**SHORT TASK**
List all lines of the data containing the word "система".
/---
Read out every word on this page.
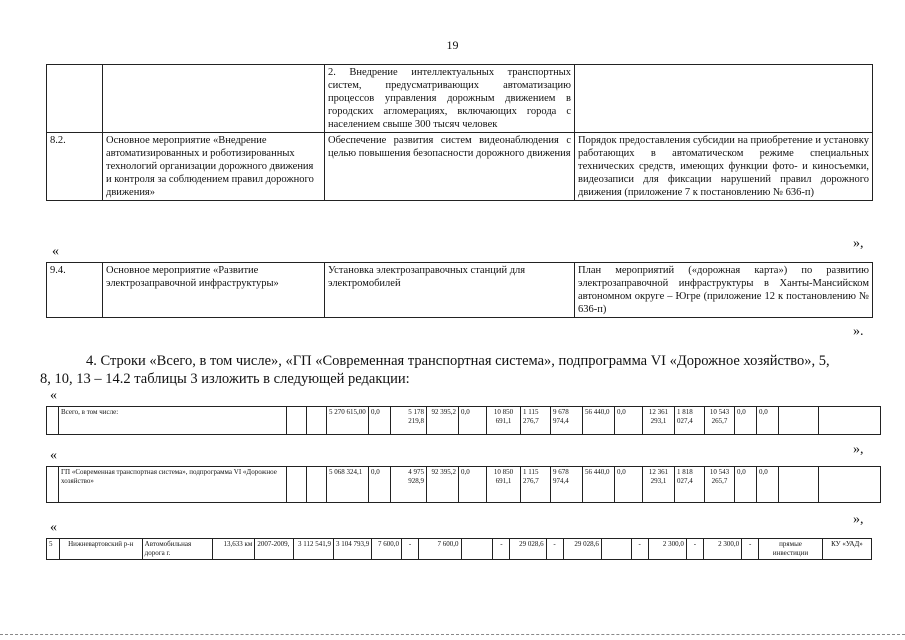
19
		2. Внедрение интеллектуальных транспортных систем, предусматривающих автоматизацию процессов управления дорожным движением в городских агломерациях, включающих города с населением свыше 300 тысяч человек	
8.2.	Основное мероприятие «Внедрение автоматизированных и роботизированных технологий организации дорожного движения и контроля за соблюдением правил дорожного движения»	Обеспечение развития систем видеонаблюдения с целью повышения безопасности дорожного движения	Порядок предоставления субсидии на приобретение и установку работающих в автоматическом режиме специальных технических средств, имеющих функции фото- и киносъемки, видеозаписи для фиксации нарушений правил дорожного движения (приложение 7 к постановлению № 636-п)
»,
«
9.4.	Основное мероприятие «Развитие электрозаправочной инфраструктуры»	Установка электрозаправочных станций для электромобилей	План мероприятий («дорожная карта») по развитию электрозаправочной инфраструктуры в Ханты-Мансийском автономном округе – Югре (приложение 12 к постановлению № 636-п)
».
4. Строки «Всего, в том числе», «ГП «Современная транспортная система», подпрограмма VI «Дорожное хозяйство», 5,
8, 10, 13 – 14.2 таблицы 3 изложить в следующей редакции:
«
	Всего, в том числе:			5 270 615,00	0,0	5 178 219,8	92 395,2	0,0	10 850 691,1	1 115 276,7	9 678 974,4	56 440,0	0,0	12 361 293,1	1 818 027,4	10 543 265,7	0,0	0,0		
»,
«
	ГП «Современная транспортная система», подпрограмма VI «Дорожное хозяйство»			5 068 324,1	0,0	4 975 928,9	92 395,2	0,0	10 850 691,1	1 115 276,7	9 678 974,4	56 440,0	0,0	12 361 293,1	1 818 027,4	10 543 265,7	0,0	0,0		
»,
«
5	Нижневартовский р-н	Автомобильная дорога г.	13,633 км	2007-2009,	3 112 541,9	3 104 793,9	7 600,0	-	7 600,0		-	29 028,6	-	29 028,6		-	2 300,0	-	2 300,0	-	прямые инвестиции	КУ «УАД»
\---
**RESPONSE**
4. Строки «Всего, в том числе», «ГП «Современная транспортная система», подпрограмма VI «Дорожное хозяйство», 5,
	ГП «Современная транспортная система», подпрограмма VI «Дорожное хозяйство»			5 068 324,1	0,0	4 975 928,9	92 395,2	0,0	10 850 691,1	1 115 276,7	9 678 974,4	56 440,0	0,0	12 361 293,1	1 818 027,4	10 543 265,7	0,0	0,0		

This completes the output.